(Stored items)
>>>>

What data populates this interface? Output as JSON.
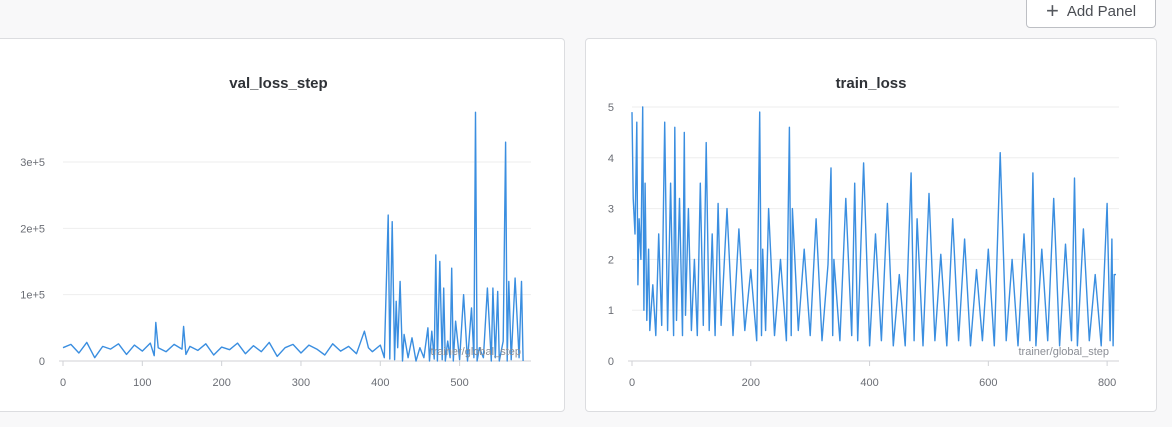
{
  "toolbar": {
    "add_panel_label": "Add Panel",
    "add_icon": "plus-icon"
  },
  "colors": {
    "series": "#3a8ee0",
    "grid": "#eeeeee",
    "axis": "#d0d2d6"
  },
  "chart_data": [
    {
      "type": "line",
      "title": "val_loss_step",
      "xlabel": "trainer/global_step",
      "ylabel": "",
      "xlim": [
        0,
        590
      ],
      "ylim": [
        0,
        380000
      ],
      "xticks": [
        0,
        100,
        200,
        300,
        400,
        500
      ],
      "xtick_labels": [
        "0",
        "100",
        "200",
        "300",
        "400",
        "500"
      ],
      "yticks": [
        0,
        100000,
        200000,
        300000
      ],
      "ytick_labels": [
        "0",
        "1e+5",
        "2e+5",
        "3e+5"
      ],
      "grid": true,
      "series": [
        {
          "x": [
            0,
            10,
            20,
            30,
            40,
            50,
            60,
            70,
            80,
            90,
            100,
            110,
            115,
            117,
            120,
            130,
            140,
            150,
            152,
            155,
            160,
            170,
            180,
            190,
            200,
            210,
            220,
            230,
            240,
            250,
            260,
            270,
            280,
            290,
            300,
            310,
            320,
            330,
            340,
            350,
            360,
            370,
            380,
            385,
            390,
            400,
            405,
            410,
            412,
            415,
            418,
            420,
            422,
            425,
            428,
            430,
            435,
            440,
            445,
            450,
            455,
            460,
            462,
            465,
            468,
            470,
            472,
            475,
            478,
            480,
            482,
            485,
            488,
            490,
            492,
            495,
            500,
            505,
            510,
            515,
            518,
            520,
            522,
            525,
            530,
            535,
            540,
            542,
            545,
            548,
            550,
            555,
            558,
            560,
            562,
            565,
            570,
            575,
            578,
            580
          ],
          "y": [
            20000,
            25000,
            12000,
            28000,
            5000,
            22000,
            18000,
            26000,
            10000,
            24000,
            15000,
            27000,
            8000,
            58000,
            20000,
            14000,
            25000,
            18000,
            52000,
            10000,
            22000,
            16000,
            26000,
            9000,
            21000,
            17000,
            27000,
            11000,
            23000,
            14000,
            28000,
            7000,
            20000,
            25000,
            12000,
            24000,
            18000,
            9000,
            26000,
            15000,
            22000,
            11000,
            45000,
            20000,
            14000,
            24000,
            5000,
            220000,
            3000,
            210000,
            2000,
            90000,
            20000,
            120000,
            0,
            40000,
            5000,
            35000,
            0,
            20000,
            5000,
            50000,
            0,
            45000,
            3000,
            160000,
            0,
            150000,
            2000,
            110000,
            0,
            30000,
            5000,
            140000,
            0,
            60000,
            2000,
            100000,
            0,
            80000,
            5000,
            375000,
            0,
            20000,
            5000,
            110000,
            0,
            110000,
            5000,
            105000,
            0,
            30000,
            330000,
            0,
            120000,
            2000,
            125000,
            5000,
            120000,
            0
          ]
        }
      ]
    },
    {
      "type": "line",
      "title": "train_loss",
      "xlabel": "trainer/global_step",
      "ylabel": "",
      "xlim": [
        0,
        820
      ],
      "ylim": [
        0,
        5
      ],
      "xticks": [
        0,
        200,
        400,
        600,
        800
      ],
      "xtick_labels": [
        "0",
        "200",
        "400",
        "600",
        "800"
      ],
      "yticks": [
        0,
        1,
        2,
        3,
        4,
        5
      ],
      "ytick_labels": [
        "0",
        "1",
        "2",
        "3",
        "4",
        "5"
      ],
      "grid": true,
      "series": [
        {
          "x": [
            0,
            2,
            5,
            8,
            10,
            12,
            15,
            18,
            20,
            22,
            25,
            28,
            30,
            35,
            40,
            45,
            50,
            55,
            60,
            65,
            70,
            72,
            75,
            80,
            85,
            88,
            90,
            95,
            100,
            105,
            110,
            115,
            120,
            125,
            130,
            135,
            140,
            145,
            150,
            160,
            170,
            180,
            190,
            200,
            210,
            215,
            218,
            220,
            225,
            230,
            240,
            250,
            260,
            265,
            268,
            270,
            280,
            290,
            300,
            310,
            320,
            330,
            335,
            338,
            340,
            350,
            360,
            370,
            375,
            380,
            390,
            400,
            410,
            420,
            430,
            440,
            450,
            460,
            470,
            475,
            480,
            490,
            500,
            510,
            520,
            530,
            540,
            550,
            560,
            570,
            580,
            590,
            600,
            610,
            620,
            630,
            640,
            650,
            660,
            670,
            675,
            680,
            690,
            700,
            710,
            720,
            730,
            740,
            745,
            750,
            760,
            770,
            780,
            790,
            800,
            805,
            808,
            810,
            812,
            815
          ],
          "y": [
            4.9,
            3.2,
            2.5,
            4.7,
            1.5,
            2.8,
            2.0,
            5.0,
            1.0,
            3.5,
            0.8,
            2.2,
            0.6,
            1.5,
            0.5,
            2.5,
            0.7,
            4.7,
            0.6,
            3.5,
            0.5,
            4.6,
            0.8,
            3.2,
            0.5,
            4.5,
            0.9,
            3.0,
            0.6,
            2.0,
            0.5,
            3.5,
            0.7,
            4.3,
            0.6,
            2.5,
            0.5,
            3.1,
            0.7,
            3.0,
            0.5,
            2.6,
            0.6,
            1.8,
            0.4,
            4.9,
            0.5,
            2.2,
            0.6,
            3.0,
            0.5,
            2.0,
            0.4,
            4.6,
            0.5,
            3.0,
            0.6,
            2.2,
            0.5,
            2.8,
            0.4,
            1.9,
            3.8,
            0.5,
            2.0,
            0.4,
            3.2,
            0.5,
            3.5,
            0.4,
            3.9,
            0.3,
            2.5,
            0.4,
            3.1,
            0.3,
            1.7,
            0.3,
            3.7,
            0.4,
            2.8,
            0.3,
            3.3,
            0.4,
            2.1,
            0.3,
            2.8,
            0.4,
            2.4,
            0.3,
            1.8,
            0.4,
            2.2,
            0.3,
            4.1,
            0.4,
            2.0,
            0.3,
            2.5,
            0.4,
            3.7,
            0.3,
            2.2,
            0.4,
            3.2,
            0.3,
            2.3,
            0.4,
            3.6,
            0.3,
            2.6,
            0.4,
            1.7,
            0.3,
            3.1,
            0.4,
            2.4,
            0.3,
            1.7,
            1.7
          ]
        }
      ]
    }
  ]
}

<<<<

Required work
Omit every picture, then reproduce the rest of the listing exactly.

Response to this task
What data populates this interface? Output as JSON.
{
  "toolbar": {
    "add_panel_label": "Add Panel",
    "add_icon": "plus-icon"
  },
  "colors": {
    "series": "#3a8ee0",
    "grid": "#eeeeee",
    "axis": "#d0d2d6"
  },
  "chart_data": [
    {
      "type": "line",
      "title": "val_loss_step",
      "xlabel": "trainer/global_step",
      "ylabel": "",
      "xlim": [
        0,
        590
      ],
      "ylim": [
        0,
        380000
      ],
      "xticks": [
        0,
        100,
        200,
        300,
        400,
        500
      ],
      "xtick_labels": [
        "0",
        "100",
        "200",
        "300",
        "400",
        "500"
      ],
      "yticks": [
        0,
        100000,
        200000,
        300000
      ],
      "ytick_labels": [
        "0",
        "1e+5",
        "2e+5",
        "3e+5"
      ],
      "grid": true,
      "series": [
        {
          "x": [
            0,
            10,
            20,
            30,
            40,
            50,
            60,
            70,
            80,
            90,
            100,
            110,
            115,
            117,
            120,
            130,
            140,
            150,
            152,
            155,
            160,
            170,
            180,
            190,
            200,
            210,
            220,
            230,
            240,
            250,
            260,
            270,
            280,
            290,
            300,
            310,
            320,
            330,
            340,
            350,
            360,
            370,
            380,
            385,
            390,
            400,
            405,
            410,
            412,
            415,
            418,
            420,
            422,
            425,
            428,
            430,
            435,
            440,
            445,
            450,
            455,
            460,
            462,
            465,
            468,
            470,
            472,
            475,
            478,
            480,
            482,
            485,
            488,
            490,
            492,
            495,
            500,
            505,
            510,
            515,
            518,
            520,
            522,
            525,
            530,
            535,
            540,
            542,
            545,
            548,
            550,
            555,
            558,
            560,
            562,
            565,
            570,
            575,
            578,
            580
          ],
          "y": [
            20000,
            25000,
            12000,
            28000,
            5000,
            22000,
            18000,
            26000,
            10000,
            24000,
            15000,
            27000,
            8000,
            58000,
            20000,
            14000,
            25000,
            18000,
            52000,
            10000,
            22000,
            16000,
            26000,
            9000,
            21000,
            17000,
            27000,
            11000,
            23000,
            14000,
            28000,
            7000,
            20000,
            25000,
            12000,
            24000,
            18000,
            9000,
            26000,
            15000,
            22000,
            11000,
            45000,
            20000,
            14000,
            24000,
            5000,
            220000,
            3000,
            210000,
            2000,
            90000,
            20000,
            120000,
            0,
            40000,
            5000,
            35000,
            0,
            20000,
            5000,
            50000,
            0,
            45000,
            3000,
            160000,
            0,
            150000,
            2000,
            110000,
            0,
            30000,
            5000,
            140000,
            0,
            60000,
            2000,
            100000,
            0,
            80000,
            5000,
            375000,
            0,
            20000,
            5000,
            110000,
            0,
            110000,
            5000,
            105000,
            0,
            30000,
            330000,
            0,
            120000,
            2000,
            125000,
            5000,
            120000,
            0
          ]
        }
      ]
    },
    {
      "type": "line",
      "title": "train_loss",
      "xlabel": "trainer/global_step",
      "ylabel": "",
      "xlim": [
        0,
        820
      ],
      "ylim": [
        0,
        5
      ],
      "xticks": [
        0,
        200,
        400,
        600,
        800
      ],
      "xtick_labels": [
        "0",
        "200",
        "400",
        "600",
        "800"
      ],
      "yticks": [
        0,
        1,
        2,
        3,
        4,
        5
      ],
      "ytick_labels": [
        "0",
        "1",
        "2",
        "3",
        "4",
        "5"
      ],
      "grid": true,
      "series": [
        {
          "x": [
            0,
            2,
            5,
            8,
            10,
            12,
            15,
            18,
            20,
            22,
            25,
            28,
            30,
            35,
            40,
            45,
            50,
            55,
            60,
            65,
            70,
            72,
            75,
            80,
            85,
            88,
            90,
            95,
            100,
            105,
            110,
            115,
            120,
            125,
            130,
            135,
            140,
            145,
            150,
            160,
            170,
            180,
            190,
            200,
            210,
            215,
            218,
            220,
            225,
            230,
            240,
            250,
            260,
            265,
            268,
            270,
            280,
            290,
            300,
            310,
            320,
            330,
            335,
            338,
            340,
            350,
            360,
            370,
            375,
            380,
            390,
            400,
            410,
            420,
            430,
            440,
            450,
            460,
            470,
            475,
            480,
            490,
            500,
            510,
            520,
            530,
            540,
            550,
            560,
            570,
            580,
            590,
            600,
            610,
            620,
            630,
            640,
            650,
            660,
            670,
            675,
            680,
            690,
            700,
            710,
            720,
            730,
            740,
            745,
            750,
            760,
            770,
            780,
            790,
            800,
            805,
            808,
            810,
            812,
            815
          ],
          "y": [
            4.9,
            3.2,
            2.5,
            4.7,
            1.5,
            2.8,
            2.0,
            5.0,
            1.0,
            3.5,
            0.8,
            2.2,
            0.6,
            1.5,
            0.5,
            2.5,
            0.7,
            4.7,
            0.6,
            3.5,
            0.5,
            4.6,
            0.8,
            3.2,
            0.5,
            4.5,
            0.9,
            3.0,
            0.6,
            2.0,
            0.5,
            3.5,
            0.7,
            4.3,
            0.6,
            2.5,
            0.5,
            3.1,
            0.7,
            3.0,
            0.5,
            2.6,
            0.6,
            1.8,
            0.4,
            4.9,
            0.5,
            2.2,
            0.6,
            3.0,
            0.5,
            2.0,
            0.4,
            4.6,
            0.5,
            3.0,
            0.6,
            2.2,
            0.5,
            2.8,
            0.4,
            1.9,
            3.8,
            0.5,
            2.0,
            0.4,
            3.2,
            0.5,
            3.5,
            0.4,
            3.9,
            0.3,
            2.5,
            0.4,
            3.1,
            0.3,
            1.7,
            0.3,
            3.7,
            0.4,
            2.8,
            0.3,
            3.3,
            0.4,
            2.1,
            0.3,
            2.8,
            0.4,
            2.4,
            0.3,
            1.8,
            0.4,
            2.2,
            0.3,
            4.1,
            0.4,
            2.0,
            0.3,
            2.5,
            0.4,
            3.7,
            0.3,
            2.2,
            0.4,
            3.2,
            0.3,
            2.3,
            0.4,
            3.6,
            0.3,
            2.6,
            0.4,
            1.7,
            0.3,
            3.1,
            0.4,
            2.4,
            0.3,
            1.7,
            1.7
          ]
        }
      ]
    }
  ]
}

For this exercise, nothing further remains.